#### Gestellte Aufgabe 1:
Erkläre in ein bis drei Sätzen anhand des angezeigten Textes, warum Jörg Ernesti das Angebot von Borussia Dortmund trotz seines Ärgers annimmt.
#### Gestellte Aufgabe 2:
Beantworte anhand des angezeigten Textes, nach wie vielen Jahren Jörg Ernesti seinen Stammplatz im Signal Iduna Park hergeben muss.

#### Angezeigter Text:
------------------------------------------------------------------------

Es nagt an Jörg Ernesti, das ist zu spüren. Bei jedem Satz. Es ist ein Einschnitt in sein Leben, der aus dem Nichts kam. Nach 33 Jahren muss er seinen Stammplatz im Signal Iduna Park hergeben, auf die vertrauten Gesichter auf den Sitzen neben ihm verzichten. „Das ist ernüchternd. Wir hatten uns noch im Mai mit den Worten ‚bis August‘ verabschiedet – so wie immer. Jetzt ist das vorbei“, beschreibt Ernesti seinen Frust.
BVB mit „Umbaumaßnahmen“
Doch von vorn: An dem Montag nach dem dramatischen Meister-Knockout folgt der nächste Tiefschlag. Ernesti bekommt einen Brief von Borussia Dortmund mit einer Dauerkarten-Reservierung. Doch nicht für seinen angestammten Platz auf der Westtribüne Höhe der Strafraumlinie zur Südtribüne, Reihe 21. Er muss weichen. „Umbaumaßnahmen im Zuge der Heim-EM im kommenden Jahr sind die Gründe“, erklärt der Mitt-Sechziger.
Konkret heißt es im BVB-Anschreiben: „Nicht zuletzt, um die Heimspielstätte unseres BVB auch für die EURO 2024 auf höchsten Standard zu bringen, haben wir uns zu baulichen Veränderungen im Bereich der Westtribüne entschieden, die zu unserem großen Bedauern auch Auswirkungen auf Ihren bislang angestammten Sitzplatz haben.“
Für den gebürtigen Dortmunder, am Borsigplatz geboren und aufgewachsen, ist die Kommunikation ein ausgesprochenes Ärgernis. „Man wurde vorab nicht informiert, hat nichts gehört, sondern einfach nur das Schreiben bekommen. Eine Aktion nach dem Motto: ‚Friss oder stirb‘.“ In Ernestis Fall heißt das: er frisst. „Ich war hin- und hergerissen, ob ich das Angebot annehme. Doch mir bleibt keine andere Wahl, dafür ist mir der Stadionbesuch zu wichtig.“ Ab der Saison 2023/24 fiebert Ernesti, der dem BVB auch in schweren Zweitligazeiten die Treue gehalten hatte, dann ohne seine „kleine Familie“ mit, aber weiter auf der Westtribüne.

------------------------------------------------------------------------

#### Einträge im Datensatz:

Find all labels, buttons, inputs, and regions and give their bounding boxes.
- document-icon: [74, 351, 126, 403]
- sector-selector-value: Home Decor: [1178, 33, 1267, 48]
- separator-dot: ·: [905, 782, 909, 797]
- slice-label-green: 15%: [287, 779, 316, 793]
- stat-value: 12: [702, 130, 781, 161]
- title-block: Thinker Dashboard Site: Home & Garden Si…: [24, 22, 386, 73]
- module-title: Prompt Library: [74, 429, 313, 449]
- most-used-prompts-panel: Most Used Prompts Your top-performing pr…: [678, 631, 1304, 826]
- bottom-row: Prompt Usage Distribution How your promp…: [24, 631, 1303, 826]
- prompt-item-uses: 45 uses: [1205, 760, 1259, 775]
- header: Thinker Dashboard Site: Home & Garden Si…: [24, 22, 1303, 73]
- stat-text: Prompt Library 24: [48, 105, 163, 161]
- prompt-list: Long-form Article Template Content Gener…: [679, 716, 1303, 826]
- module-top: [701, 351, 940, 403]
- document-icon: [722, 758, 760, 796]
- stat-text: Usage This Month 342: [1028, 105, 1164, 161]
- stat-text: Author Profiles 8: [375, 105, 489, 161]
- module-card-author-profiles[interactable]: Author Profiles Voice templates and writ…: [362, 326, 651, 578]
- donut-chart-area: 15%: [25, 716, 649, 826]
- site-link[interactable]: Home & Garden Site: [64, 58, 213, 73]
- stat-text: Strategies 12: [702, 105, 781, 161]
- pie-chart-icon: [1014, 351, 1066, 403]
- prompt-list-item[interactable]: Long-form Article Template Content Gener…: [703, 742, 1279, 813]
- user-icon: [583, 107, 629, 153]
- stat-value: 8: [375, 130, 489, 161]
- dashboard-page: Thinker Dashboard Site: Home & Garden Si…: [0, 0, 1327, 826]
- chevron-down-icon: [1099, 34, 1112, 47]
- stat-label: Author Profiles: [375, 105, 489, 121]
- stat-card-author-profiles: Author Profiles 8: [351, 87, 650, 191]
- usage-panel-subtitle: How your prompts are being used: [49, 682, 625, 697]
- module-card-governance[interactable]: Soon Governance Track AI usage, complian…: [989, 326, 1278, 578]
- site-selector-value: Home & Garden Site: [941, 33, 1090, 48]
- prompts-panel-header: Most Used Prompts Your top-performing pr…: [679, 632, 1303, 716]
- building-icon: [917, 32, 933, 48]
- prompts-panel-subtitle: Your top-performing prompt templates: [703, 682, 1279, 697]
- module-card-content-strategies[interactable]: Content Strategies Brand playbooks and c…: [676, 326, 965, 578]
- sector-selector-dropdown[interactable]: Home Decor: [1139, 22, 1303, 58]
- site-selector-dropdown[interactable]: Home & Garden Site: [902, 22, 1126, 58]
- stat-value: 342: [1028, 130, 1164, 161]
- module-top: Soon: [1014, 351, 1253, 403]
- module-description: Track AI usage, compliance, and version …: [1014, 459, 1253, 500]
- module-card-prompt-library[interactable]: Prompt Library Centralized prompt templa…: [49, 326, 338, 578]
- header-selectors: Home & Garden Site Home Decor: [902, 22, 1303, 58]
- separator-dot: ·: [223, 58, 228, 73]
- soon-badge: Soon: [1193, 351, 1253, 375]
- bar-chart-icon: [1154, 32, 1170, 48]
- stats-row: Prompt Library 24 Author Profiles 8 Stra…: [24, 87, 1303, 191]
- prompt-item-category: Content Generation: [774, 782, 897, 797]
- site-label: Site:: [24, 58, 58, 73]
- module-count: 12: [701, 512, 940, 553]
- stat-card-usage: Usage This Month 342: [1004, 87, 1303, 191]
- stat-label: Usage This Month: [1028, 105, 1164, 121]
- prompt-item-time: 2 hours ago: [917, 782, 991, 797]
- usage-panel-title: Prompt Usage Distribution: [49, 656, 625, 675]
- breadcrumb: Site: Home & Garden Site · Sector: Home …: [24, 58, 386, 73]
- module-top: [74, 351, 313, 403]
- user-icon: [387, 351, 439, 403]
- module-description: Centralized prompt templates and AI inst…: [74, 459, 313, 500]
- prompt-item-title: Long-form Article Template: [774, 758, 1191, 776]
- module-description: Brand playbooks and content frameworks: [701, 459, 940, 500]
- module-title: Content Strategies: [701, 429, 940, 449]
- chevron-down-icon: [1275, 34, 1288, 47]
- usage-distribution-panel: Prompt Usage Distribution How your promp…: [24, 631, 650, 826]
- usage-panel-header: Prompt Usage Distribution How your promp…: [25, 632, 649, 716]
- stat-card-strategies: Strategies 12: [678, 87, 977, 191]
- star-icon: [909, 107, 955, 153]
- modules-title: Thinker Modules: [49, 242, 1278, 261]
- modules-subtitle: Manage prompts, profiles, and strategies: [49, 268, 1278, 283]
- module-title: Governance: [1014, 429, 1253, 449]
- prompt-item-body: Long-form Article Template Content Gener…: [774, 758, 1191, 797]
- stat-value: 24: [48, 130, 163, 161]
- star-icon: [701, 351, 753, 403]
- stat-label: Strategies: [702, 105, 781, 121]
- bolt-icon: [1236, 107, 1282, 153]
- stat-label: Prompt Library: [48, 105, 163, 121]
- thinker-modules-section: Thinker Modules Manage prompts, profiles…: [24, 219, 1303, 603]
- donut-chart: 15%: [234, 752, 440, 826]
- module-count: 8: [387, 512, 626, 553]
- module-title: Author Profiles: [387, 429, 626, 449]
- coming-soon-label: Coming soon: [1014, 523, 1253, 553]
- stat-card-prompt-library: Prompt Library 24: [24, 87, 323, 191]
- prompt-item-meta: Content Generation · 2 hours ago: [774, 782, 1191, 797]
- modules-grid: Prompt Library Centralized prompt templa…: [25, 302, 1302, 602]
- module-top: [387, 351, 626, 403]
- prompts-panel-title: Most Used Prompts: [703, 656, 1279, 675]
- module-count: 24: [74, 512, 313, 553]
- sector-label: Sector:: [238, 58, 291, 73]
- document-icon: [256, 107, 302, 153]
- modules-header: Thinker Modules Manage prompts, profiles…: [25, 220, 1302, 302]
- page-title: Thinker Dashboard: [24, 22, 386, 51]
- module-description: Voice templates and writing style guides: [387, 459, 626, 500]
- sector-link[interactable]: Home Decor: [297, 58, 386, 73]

------------------------------------------------------------------------

#### Vollständige Lösung 1:
Jörg Ernesti nimmt das Angebot an, weil ihm der Stadionbesuch zu wichtig ist. Obwohl er hin- und hergerissen war, sieht er deshalb keine andere Wahl.

#### Vollständige Lösung 2:
Nach 33 Jahren.